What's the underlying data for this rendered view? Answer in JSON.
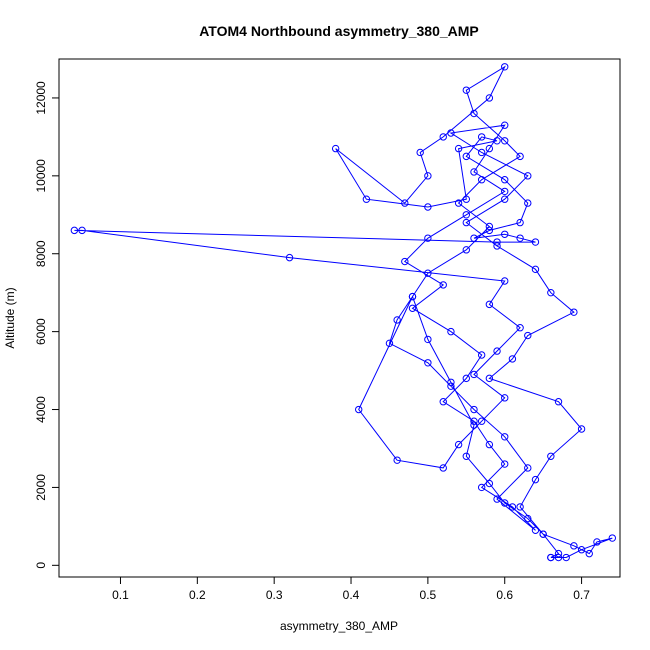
{
  "chart_data": {
    "type": "line",
    "title": "ATOM4 Northbound asymmetry_380_AMP",
    "xlabel": "asymmetry_380_AMP",
    "ylabel": "Altitude (m)",
    "xlim": [
      0.02,
      0.75
    ],
    "ylim": [
      -300,
      13000
    ],
    "x_ticks": [
      0.1,
      0.2,
      0.3,
      0.4,
      0.5,
      0.6,
      0.7
    ],
    "y_ticks": [
      0,
      2000,
      4000,
      6000,
      8000,
      10000,
      12000
    ],
    "x_tick_labels": [
      "0.1",
      "0.2",
      "0.3",
      "0.4",
      "0.5",
      "0.6",
      "0.7"
    ],
    "y_tick_labels": [
      "0",
      "2000",
      "4000",
      "6000",
      "8000",
      "10000",
      "12000"
    ],
    "grid": false,
    "legend": "none",
    "line_color": "#0000ff",
    "marker": "open-circle",
    "series": [
      {
        "x": [
          0.66,
          0.67,
          0.65,
          0.62,
          0.64,
          0.66,
          0.7,
          0.67,
          0.58,
          0.61,
          0.63,
          0.69,
          0.66,
          0.64,
          0.59,
          0.55,
          0.6,
          0.63,
          0.57,
          0.53,
          0.6,
          0.58,
          0.56,
          0.6,
          0.55,
          0.5,
          0.47,
          0.52,
          0.48,
          0.53,
          0.57,
          0.55,
          0.52,
          0.56,
          0.58,
          0.6,
          0.57,
          0.61,
          0.64,
          0.59,
          0.63,
          0.6,
          0.56,
          0.53,
          0.5,
          0.45,
          0.46,
          0.48,
          0.5,
          0.55,
          0.58,
          0.54,
          0.57,
          0.62,
          0.6,
          0.56,
          0.55,
          0.6,
          0.58,
          0.52,
          0.49,
          0.5,
          0.47,
          0.38,
          0.42,
          0.5,
          0.55,
          0.54,
          0.59,
          0.57,
          0.55,
          0.6,
          0.63,
          0.62,
          0.58,
          0.56,
          0.6,
          0.62,
          0.64,
          0.59,
          0.04,
          0.05,
          0.32,
          0.6,
          0.58,
          0.62,
          0.59,
          0.56,
          0.6,
          0.57,
          0.54,
          0.52,
          0.46,
          0.41,
          0.48,
          0.5,
          0.53,
          0.56,
          0.55,
          0.58,
          0.6,
          0.63,
          0.65,
          0.69,
          0.71,
          0.72,
          0.74,
          0.7,
          0.68,
          0.67,
          0.66
        ],
        "y": [
          200,
          300,
          800,
          1500,
          2200,
          2800,
          3500,
          4200,
          4800,
          5300,
          5900,
          6500,
          7000,
          7600,
          8200,
          8800,
          9400,
          10000,
          10600,
          11100,
          11300,
          10700,
          10100,
          9600,
          9000,
          8400,
          7800,
          7200,
          6600,
          6000,
          5400,
          4800,
          4200,
          3700,
          3100,
          2600,
          2000,
          1500,
          900,
          1700,
          2500,
          3300,
          4000,
          4600,
          5200,
          5700,
          6300,
          6900,
          7500,
          8100,
          8700,
          9300,
          9900,
          10500,
          10900,
          11600,
          12200,
          12800,
          12000,
          11000,
          10600,
          10000,
          9300,
          10700,
          9400,
          9200,
          9400,
          10700,
          10900,
          11000,
          10500,
          9900,
          9300,
          8800,
          8600,
          8400,
          8500,
          8400,
          8300,
          8300,
          8600,
          8600,
          7900,
          7300,
          6700,
          6100,
          5500,
          4900,
          4300,
          3700,
          3100,
          2500,
          2700,
          4000,
          6900,
          5800,
          4700,
          3600,
          2800,
          2100,
          1600,
          1200,
          800,
          500,
          300,
          600,
          700,
          400,
          200,
          200,
          200
        ]
      }
    ]
  }
}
══════
Every record gets retyped exactly; no picture goes into the copy.

What's the underlying data for this rendered view? Answer in JSON.
{
  "chart_data": {
    "type": "line",
    "title": "ATOM4 Northbound asymmetry_380_AMP",
    "xlabel": "asymmetry_380_AMP",
    "ylabel": "Altitude (m)",
    "xlim": [
      0.02,
      0.75
    ],
    "ylim": [
      -300,
      13000
    ],
    "x_ticks": [
      0.1,
      0.2,
      0.3,
      0.4,
      0.5,
      0.6,
      0.7
    ],
    "y_ticks": [
      0,
      2000,
      4000,
      6000,
      8000,
      10000,
      12000
    ],
    "x_tick_labels": [
      "0.1",
      "0.2",
      "0.3",
      "0.4",
      "0.5",
      "0.6",
      "0.7"
    ],
    "y_tick_labels": [
      "0",
      "2000",
      "4000",
      "6000",
      "8000",
      "10000",
      "12000"
    ],
    "grid": false,
    "legend": "none",
    "line_color": "#0000ff",
    "marker": "open-circle",
    "series": [
      {
        "x": [
          0.66,
          0.67,
          0.65,
          0.62,
          0.64,
          0.66,
          0.7,
          0.67,
          0.58,
          0.61,
          0.63,
          0.69,
          0.66,
          0.64,
          0.59,
          0.55,
          0.6,
          0.63,
          0.57,
          0.53,
          0.6,
          0.58,
          0.56,
          0.6,
          0.55,
          0.5,
          0.47,
          0.52,
          0.48,
          0.53,
          0.57,
          0.55,
          0.52,
          0.56,
          0.58,
          0.6,
          0.57,
          0.61,
          0.64,
          0.59,
          0.63,
          0.6,
          0.56,
          0.53,
          0.5,
          0.45,
          0.46,
          0.48,
          0.5,
          0.55,
          0.58,
          0.54,
          0.57,
          0.62,
          0.6,
          0.56,
          0.55,
          0.6,
          0.58,
          0.52,
          0.49,
          0.5,
          0.47,
          0.38,
          0.42,
          0.5,
          0.55,
          0.54,
          0.59,
          0.57,
          0.55,
          0.6,
          0.63,
          0.62,
          0.58,
          0.56,
          0.6,
          0.62,
          0.64,
          0.59,
          0.04,
          0.05,
          0.32,
          0.6,
          0.58,
          0.62,
          0.59,
          0.56,
          0.6,
          0.57,
          0.54,
          0.52,
          0.46,
          0.41,
          0.48,
          0.5,
          0.53,
          0.56,
          0.55,
          0.58,
          0.6,
          0.63,
          0.65,
          0.69,
          0.71,
          0.72,
          0.74,
          0.7,
          0.68,
          0.67,
          0.66
        ],
        "y": [
          200,
          300,
          800,
          1500,
          2200,
          2800,
          3500,
          4200,
          4800,
          5300,
          5900,
          6500,
          7000,
          7600,
          8200,
          8800,
          9400,
          10000,
          10600,
          11100,
          11300,
          10700,
          10100,
          9600,
          9000,
          8400,
          7800,
          7200,
          6600,
          6000,
          5400,
          4800,
          4200,
          3700,
          3100,
          2600,
          2000,
          1500,
          900,
          1700,
          2500,
          3300,
          4000,
          4600,
          5200,
          5700,
          6300,
          6900,
          7500,
          8100,
          8700,
          9300,
          9900,
          10500,
          10900,
          11600,
          12200,
          12800,
          12000,
          11000,
          10600,
          10000,
          9300,
          10700,
          9400,
          9200,
          9400,
          10700,
          10900,
          11000,
          10500,
          9900,
          9300,
          8800,
          8600,
          8400,
          8500,
          8400,
          8300,
          8300,
          8600,
          8600,
          7900,
          7300,
          6700,
          6100,
          5500,
          4900,
          4300,
          3700,
          3100,
          2500,
          2700,
          4000,
          6900,
          5800,
          4700,
          3600,
          2800,
          2100,
          1600,
          1200,
          800,
          500,
          300,
          600,
          700,
          400,
          200,
          200,
          200
        ]
      }
    ]
  }
}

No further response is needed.